═════ PROVIDED RECORDS

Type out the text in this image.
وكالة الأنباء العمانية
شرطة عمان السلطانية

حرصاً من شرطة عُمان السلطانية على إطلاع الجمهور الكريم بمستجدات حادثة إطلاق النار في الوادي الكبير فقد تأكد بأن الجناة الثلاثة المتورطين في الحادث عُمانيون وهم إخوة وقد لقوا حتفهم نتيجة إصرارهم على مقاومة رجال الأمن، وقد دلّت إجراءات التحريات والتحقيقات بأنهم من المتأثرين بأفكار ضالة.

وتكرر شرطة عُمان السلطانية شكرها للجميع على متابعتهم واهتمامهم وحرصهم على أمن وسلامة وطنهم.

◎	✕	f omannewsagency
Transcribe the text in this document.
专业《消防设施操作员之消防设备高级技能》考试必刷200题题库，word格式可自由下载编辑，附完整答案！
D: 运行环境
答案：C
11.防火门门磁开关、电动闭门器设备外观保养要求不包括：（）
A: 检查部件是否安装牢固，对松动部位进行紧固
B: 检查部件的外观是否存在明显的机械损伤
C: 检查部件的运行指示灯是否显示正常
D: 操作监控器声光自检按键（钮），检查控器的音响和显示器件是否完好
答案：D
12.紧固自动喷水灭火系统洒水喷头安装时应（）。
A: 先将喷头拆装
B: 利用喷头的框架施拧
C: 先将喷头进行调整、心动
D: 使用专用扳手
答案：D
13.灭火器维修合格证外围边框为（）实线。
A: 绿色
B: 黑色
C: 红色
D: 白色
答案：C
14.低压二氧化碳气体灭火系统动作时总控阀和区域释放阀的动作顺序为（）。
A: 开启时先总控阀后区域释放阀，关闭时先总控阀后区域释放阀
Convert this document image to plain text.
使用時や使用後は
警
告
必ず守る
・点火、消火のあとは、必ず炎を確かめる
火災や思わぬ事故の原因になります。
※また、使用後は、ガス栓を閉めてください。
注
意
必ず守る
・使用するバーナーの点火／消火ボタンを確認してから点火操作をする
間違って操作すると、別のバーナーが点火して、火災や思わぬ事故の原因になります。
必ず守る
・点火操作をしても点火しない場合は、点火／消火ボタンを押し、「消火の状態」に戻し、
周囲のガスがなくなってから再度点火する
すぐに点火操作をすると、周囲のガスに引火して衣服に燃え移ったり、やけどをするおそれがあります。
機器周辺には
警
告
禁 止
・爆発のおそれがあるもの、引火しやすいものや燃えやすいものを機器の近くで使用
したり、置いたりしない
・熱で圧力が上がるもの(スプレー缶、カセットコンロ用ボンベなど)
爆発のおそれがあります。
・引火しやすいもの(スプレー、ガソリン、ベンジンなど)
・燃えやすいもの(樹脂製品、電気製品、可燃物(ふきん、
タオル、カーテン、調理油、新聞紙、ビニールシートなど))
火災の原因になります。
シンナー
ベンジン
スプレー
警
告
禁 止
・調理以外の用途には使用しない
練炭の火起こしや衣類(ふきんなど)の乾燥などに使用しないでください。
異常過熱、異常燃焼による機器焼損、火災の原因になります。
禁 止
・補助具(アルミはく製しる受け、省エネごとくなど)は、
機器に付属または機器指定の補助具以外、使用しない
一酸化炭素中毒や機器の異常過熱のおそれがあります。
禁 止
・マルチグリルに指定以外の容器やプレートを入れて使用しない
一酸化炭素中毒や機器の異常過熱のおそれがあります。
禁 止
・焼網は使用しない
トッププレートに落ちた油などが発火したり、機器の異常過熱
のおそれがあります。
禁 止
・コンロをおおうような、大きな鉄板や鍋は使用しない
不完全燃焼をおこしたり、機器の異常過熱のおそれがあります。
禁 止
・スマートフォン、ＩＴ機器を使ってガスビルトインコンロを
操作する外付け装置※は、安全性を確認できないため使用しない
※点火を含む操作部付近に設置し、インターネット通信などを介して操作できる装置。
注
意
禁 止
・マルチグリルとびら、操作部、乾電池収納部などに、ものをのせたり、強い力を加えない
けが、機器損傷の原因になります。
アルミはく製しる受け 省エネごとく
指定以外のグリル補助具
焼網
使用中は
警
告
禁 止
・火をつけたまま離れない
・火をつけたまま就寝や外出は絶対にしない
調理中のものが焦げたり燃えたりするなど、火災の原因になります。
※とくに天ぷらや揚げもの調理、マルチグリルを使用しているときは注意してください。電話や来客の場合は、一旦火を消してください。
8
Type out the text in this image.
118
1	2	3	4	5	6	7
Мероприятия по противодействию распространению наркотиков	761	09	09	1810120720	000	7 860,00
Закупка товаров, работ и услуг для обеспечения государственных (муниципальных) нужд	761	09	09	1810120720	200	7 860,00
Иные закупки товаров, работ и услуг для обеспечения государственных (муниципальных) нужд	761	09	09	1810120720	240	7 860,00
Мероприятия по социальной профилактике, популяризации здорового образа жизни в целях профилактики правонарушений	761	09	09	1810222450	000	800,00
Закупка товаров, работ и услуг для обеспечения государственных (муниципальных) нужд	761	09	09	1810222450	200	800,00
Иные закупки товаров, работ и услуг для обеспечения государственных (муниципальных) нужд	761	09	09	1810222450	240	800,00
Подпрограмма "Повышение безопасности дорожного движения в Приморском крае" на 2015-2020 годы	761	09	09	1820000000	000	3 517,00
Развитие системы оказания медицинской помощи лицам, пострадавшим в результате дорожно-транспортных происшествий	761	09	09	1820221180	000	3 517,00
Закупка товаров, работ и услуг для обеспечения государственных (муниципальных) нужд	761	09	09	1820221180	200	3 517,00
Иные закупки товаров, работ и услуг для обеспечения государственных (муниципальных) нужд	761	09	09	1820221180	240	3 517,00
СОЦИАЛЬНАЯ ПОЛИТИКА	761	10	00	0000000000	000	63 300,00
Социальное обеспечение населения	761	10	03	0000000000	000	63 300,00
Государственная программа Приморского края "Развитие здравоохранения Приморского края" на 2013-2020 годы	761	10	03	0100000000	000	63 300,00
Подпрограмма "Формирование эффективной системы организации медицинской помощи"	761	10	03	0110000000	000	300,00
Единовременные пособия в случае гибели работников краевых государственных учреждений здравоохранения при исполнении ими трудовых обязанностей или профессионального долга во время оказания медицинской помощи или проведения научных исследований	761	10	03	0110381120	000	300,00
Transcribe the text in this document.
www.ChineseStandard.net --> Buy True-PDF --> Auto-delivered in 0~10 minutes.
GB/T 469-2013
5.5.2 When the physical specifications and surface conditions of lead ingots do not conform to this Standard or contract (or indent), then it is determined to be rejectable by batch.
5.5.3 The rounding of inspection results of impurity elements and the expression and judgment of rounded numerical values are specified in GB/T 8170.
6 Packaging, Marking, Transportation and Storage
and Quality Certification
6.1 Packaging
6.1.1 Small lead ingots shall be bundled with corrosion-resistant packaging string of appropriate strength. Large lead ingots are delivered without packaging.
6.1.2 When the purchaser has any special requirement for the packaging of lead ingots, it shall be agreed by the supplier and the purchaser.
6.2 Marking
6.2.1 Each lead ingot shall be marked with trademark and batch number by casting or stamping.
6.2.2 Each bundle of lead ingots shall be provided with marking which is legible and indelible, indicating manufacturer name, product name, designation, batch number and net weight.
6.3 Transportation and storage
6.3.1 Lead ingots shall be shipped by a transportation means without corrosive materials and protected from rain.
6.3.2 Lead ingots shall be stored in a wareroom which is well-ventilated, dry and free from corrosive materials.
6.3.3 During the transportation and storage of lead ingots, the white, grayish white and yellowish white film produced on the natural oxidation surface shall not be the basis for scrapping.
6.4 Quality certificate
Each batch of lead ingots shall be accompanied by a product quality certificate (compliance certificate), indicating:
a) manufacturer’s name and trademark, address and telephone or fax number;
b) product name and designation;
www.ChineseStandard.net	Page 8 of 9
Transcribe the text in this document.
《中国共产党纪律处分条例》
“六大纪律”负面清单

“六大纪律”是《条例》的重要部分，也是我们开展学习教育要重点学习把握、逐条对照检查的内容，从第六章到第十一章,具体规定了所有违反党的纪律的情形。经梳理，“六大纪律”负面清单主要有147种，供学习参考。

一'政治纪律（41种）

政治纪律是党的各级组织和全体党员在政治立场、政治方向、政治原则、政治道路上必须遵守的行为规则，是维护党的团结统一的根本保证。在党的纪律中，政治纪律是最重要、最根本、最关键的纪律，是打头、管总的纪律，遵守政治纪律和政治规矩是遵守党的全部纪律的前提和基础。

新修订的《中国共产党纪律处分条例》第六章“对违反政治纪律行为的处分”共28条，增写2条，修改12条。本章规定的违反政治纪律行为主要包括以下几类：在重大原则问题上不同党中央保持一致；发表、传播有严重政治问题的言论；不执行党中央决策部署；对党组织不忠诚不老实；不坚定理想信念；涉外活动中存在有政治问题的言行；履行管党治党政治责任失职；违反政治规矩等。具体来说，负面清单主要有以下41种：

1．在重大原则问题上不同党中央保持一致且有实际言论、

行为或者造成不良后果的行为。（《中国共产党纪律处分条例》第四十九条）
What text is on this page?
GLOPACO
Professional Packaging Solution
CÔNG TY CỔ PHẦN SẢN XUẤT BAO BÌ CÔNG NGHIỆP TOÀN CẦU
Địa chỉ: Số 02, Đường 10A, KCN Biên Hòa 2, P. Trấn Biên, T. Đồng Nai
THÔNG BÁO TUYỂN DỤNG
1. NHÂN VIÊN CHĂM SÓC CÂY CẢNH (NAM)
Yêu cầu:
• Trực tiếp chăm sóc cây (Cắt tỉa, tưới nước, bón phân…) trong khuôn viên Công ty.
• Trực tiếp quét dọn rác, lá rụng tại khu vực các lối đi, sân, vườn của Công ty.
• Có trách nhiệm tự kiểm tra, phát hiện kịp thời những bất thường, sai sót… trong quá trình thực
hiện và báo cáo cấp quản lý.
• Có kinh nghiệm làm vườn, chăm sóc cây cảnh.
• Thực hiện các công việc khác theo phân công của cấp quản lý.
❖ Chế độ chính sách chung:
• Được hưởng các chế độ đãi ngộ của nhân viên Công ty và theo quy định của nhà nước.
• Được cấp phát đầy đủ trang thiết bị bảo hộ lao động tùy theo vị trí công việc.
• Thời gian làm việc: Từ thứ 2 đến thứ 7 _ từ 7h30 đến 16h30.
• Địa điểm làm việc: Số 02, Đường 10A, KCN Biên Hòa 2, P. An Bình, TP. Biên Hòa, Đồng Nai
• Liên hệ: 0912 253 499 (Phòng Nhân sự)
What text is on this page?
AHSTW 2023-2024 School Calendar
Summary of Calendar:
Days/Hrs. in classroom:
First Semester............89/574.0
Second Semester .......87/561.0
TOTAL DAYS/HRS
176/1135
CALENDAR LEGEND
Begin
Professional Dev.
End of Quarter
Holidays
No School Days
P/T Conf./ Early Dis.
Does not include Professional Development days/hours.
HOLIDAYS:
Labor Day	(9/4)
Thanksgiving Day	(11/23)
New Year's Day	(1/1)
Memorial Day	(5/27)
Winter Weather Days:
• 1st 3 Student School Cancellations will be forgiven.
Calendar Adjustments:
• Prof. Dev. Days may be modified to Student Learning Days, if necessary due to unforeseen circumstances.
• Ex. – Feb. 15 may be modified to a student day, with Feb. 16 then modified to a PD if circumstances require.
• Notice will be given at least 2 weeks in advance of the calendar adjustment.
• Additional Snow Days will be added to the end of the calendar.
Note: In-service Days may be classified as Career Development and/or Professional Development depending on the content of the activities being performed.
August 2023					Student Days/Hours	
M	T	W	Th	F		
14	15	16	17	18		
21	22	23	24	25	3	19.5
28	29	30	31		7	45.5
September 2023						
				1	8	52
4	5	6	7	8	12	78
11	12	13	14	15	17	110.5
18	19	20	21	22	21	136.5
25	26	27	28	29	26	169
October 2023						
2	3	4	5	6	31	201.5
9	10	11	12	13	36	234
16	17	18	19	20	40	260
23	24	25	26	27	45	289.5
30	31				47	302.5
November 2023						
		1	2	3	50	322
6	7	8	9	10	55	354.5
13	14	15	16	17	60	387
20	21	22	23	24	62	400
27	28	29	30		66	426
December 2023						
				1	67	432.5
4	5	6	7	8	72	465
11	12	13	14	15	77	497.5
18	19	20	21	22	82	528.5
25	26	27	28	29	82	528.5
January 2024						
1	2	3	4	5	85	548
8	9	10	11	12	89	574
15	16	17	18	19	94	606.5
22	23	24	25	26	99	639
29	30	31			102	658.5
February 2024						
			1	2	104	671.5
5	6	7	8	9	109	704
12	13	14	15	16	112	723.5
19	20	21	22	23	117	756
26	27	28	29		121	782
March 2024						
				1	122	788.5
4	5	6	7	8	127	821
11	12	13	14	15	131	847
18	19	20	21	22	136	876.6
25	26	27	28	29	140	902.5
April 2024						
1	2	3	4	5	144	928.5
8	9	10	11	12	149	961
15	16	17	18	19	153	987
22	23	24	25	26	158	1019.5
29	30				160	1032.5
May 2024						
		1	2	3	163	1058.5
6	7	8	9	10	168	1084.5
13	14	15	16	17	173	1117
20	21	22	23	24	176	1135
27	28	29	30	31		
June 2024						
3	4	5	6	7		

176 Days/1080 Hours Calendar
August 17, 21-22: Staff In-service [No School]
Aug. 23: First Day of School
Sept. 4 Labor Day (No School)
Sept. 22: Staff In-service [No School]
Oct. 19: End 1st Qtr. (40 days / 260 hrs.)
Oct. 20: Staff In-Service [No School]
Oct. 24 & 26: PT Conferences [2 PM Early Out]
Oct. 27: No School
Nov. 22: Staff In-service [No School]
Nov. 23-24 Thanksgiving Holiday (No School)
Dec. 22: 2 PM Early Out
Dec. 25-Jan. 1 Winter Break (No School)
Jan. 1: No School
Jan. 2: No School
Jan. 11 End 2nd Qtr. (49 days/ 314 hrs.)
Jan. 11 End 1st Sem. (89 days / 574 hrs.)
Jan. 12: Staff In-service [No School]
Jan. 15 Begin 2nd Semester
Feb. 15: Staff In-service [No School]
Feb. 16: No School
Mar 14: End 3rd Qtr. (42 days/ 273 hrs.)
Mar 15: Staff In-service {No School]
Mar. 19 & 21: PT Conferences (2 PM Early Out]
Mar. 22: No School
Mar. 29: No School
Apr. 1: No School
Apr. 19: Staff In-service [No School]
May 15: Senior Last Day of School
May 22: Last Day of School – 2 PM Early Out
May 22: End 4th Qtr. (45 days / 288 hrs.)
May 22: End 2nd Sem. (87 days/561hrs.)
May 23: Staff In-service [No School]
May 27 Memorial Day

══════════

* _WHAT NEEDS TO BE DONE_: From the entries above, copy every line that holds the word "оказания".

* _PROBLEM SOLUTION_:
Развитие системы оказания медицинской помощи лицам, пострадавшим в результате дорожно-транспортных происшествий	761	09	09	1820221180	000	3 517,00
Единовременные пособия в случае гибели работников краевых государственных учреждений здравоохранения при исполнении ими трудовых обязанностей или профессионального долга во время оказания медицинской помощи или проведения научных исследований	761	10	03	0110381120	000	300,00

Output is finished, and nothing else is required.